» **Required work**
Transcribe the material verbatim in full; the pictures do not belong in the copy.

--- START OF Record list ---

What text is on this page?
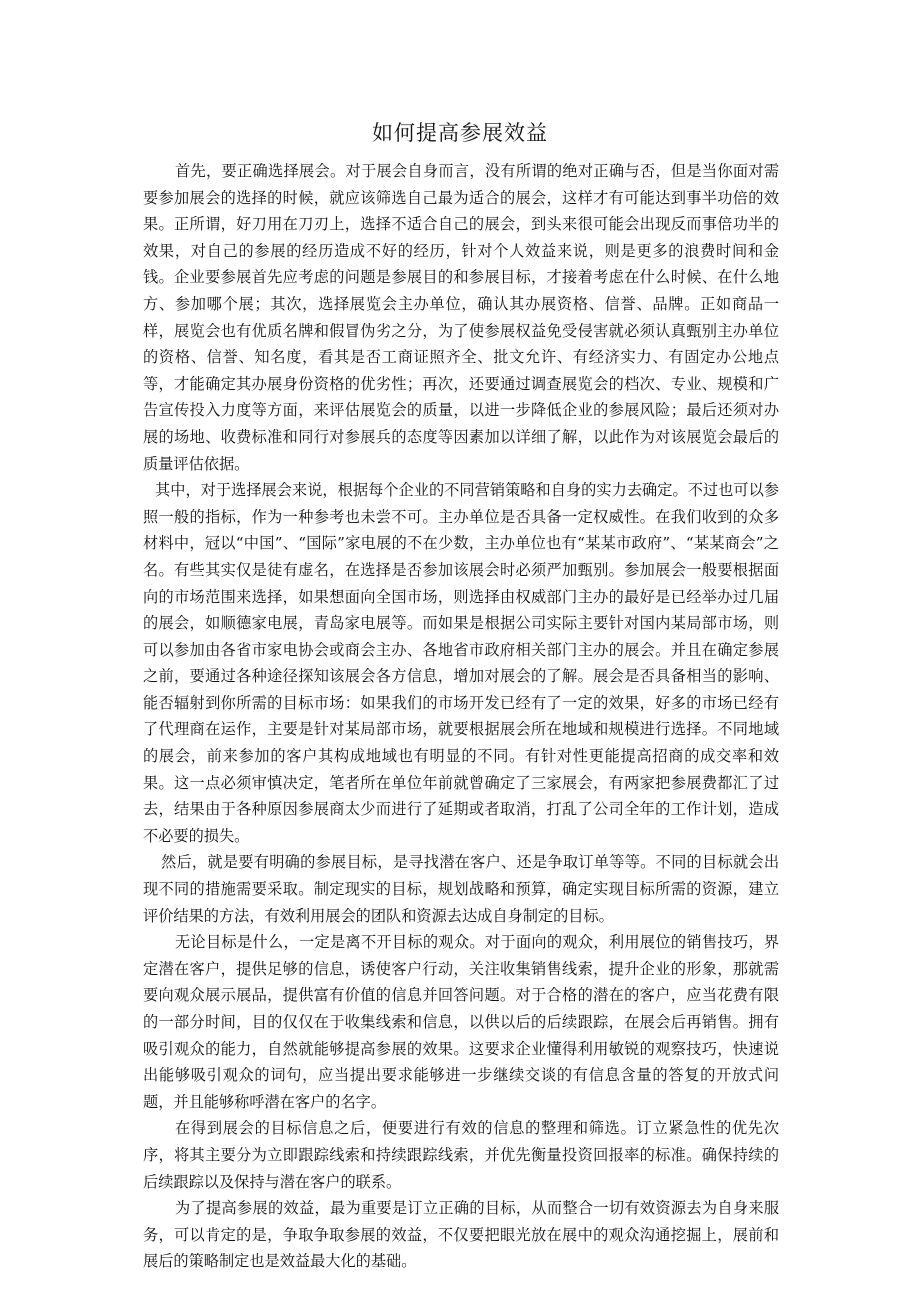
如何提高参展效益

首先，要正确选择展会。对于展会自身而言，没有所谓的绝对正确与否，但是当你面对需要参加展会的选择的时候，就应该筛选自己最为适合的展会，这样才有可能达到事半功倍的效果。正所谓，好刀用在刀刃上，选择不适合自己的展会，到头来很可能会出现反而事倍功半的效果，对自己的参展的经历造成不好的经历，针对个人效益来说，则是更多的浪费时间和金钱。企业要参展首先应考虑的问题是参展目的和参展目标，才接着考虑在什么时候、在什么地方、参加哪个展；其次，选择展览会主办单位，确认其办展资格、信誉、品牌。正如商品一样，展览会也有优质名牌和假冒伪劣之分，为了使参展权益免受侵害就必须认真甄别主办单位的资格、信誉、知名度，看其是否工商证照齐全、批文允许、有经济实力、有固定办公地点等，才能确定其办展身份资格的优劣性；再次，还要通过调查展览会的档次、专业、规模和广告宣传投入力度等方面，来评估展览会的质量，以进一步降低企业的参展风险；最后还须对办展的场地、收费标准和同行对参展兵的态度等因素加以详细了解，以此作为对该展览会最后的质量评估依据。

其中，对于选择展会来说，根据每个企业的不同营销策略和自身的实力去确定。不过也可以参照一般的指标，作为一种参考也未尝不可。主办单位是否具备一定权威性。在我们收到的众多材料中，冠以“中国”、“国际”家电展的不在少数，主办单位也有“某某市政府”、“某某商会”之名。有些其实仅是徒有虚名，在选择是否参加该展会时必须严加甄别。参加展会一般要根据面向的市场范围来选择，如果想面向全国市场，则选择由权威部门主办的最好是已经举办过几届的展会，如顺德家电展，青岛家电展等。而如果是根据公司实际主要针对国内某局部市场，则可以参加由各省市家电协会或商会主办、各地省市政府相关部门主办的展会。并且在确定参展之前，要通过各种途径探知该展会各方信息，增加对展会的了解。展会是否具备相当的影响、能否辐射到你所需的目标市场：如果我们的市场开发已经有了一定的效果，好多的市场已经有了代理商在运作，主要是针对某局部市场，就要根据展会所在地域和规模进行选择。不同地域的展会，前来参加的客户其构成地域也有明显的不同。有针对性更能提高招商的成交率和效果。这一点必须审慎决定，笔者所在单位年前就曾确定了三家展会，有两家把参展费都汇了过去，结果由于各种原因参展商太少而进行了延期或者取消，打乱了公司全年的工作计划，造成不必要的损失。

然后，就是要有明确的参展目标，是寻找潜在客户、还是争取订单等等。不同的目标就会出现不同的措施需要采取。制定现实的目标，规划战略和预算，确定实现目标所需的资源，建立评价结果的方法，有效利用展会的团队和资源去达成自身制定的目标。

无论目标是什么，一定是离不开目标的观众。对于面向的观众，利用展位的销售技巧，界定潜在客户，提供足够的信息，诱使客户行动，关注收集销售线索，提升企业的形象，那就需要向观众展示展品，提供富有价值的信息并回答问题。对于合格的潜在的客户，应当花费有限的一部分时间，目的仅仅在于收集线索和信息，以供以后的后续跟踪，在展会后再销售。拥有吸引观众的能力，自然就能够提高参展的效果。这要求企业懂得利用敏锐的观察技巧，快速说出能够吸引观众的词句，应当提出要求能够进一步继续交谈的有信息含量的答复的开放式问题，并且能够称呼潜在客户的名字。

在得到展会的目标信息之后，便要进行有效的信息的整理和筛选。订立紧急性的优先次序，将其主要分为立即跟踪线索和持续跟踪线索，并优先衡量投资回报率的标准。确保持续的后续跟踪以及保持与潜在客户的联系。

为了提高参展的效益，最为重要是订立正确的目标，从而整合一切有效资源去为自身来服务，可以肯定的是，争取争取参展的效益，不仅要把眼光放在展中的观众沟通挖掘上，展前和展后的策略制定也是效益最大化的基础。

--- END OF Record list ---

» **Response to the exercise**
What text is on this page?
如何提高参展效益

首先，要正确选择展会。对于展会自身而言，没有所谓的绝对正确与否，但是当你面对需要参加展会的选择的时候，就应该筛选自己最为适合的展会，这样才有可能达到事半功倍的效果。正所谓，好刀用在刀刃上，选择不适合自己的展会，到头来很可能会出现反而事倍功半的效果，对自己的参展的经历造成不好的经历，针对个人效益来说，则是更多的浪费时间和金钱。企业要参展首先应考虑的问题是参展目的和参展目标，才接着考虑在什么时候、在什么地方、参加哪个展；其次，选择展览会主办单位，确认其办展资格、信誉、品牌。正如商品一样，展览会也有优质名牌和假冒伪劣之分，为了使参展权益免受侵害就必须认真甄别主办单位的资格、信誉、知名度，看其是否工商证照齐全、批文允许、有经济实力、有固定办公地点等，才能确定其办展身份资格的优劣性；再次，还要通过调查展览会的档次、专业、规模和广告宣传投入力度等方面，来评估展览会的质量，以进一步降低企业的参展风险；最后还须对办展的场地、收费标准和同行对参展兵的态度等因素加以详细了解，以此作为对该展览会最后的质量评估依据。

其中，对于选择展会来说，根据每个企业的不同营销策略和自身的实力去确定。不过也可以参照一般的指标，作为一种参考也未尝不可。主办单位是否具备一定权威性。在我们收到的众多材料中，冠以“中国”、“国际”家电展的不在少数，主办单位也有“某某市政府”、“某某商会”之名。有些其实仅是徒有虚名，在选择是否参加该展会时必须严加甄别。参加展会一般要根据面向的市场范围来选择，如果想面向全国市场，则选择由权威部门主办的最好是已经举办过几届的展会，如顺德家电展，青岛家电展等。而如果是根据公司实际主要针对国内某局部市场，则可以参加由各省市家电协会或商会主办、各地省市政府相关部门主办的展会。并且在确定参展之前，要通过各种途径探知该展会各方信息，增加对展会的了解。展会是否具备相当的影响、能否辐射到你所需的目标市场：如果我们的市场开发已经有了一定的效果，好多的市场已经有了代理商在运作，主要是针对某局部市场，就要根据展会所在地域和规模进行选择。不同地域的展会，前来参加的客户其构成地域也有明显的不同。有针对性更能提高招商的成交率和效果。这一点必须审慎决定，笔者所在单位年前就曾确定了三家展会，有两家把参展费都汇了过去，结果由于各种原因参展商太少而进行了延期或者取消，打乱了公司全年的工作计划，造成不必要的损失。

然后，就是要有明确的参展目标，是寻找潜在客户、还是争取订单等等。不同的目标就会出现不同的措施需要采取。制定现实的目标，规划战略和预算，确定实现目标所需的资源，建立评价结果的方法，有效利用展会的团队和资源去达成自身制定的目标。

无论目标是什么，一定是离不开目标的观众。对于面向的观众，利用展位的销售技巧，界定潜在客户，提供足够的信息，诱使客户行动，关注收集销售线索，提升企业的形象，那就需要向观众展示展品，提供富有价值的信息并回答问题。对于合格的潜在的客户，应当花费有限的一部分时间，目的仅仅在于收集线索和信息，以供以后的后续跟踪，在展会后再销售。拥有吸引观众的能力，自然就能够提高参展的效果。这要求企业懂得利用敏锐的观察技巧，快速说出能够吸引观众的词句，应当提出要求能够进一步继续交谈的有信息含量的答复的开放式问题，并且能够称呼潜在客户的名字。

在得到展会的目标信息之后，便要进行有效的信息的整理和筛选。订立紧急性的优先次序，将其主要分为立即跟踪线索和持续跟踪线索，并优先衡量投资回报率的标准。确保持续的后续跟踪以及保持与潜在客户的联系。

为了提高参展的效益，最为重要是订立正确的目标，从而整合一切有效资源去为自身来服务，可以肯定的是，争取争取参展的效益，不仅要把眼光放在展中的观众沟通挖掘上，展前和展后的策略制定也是效益最大化的基础。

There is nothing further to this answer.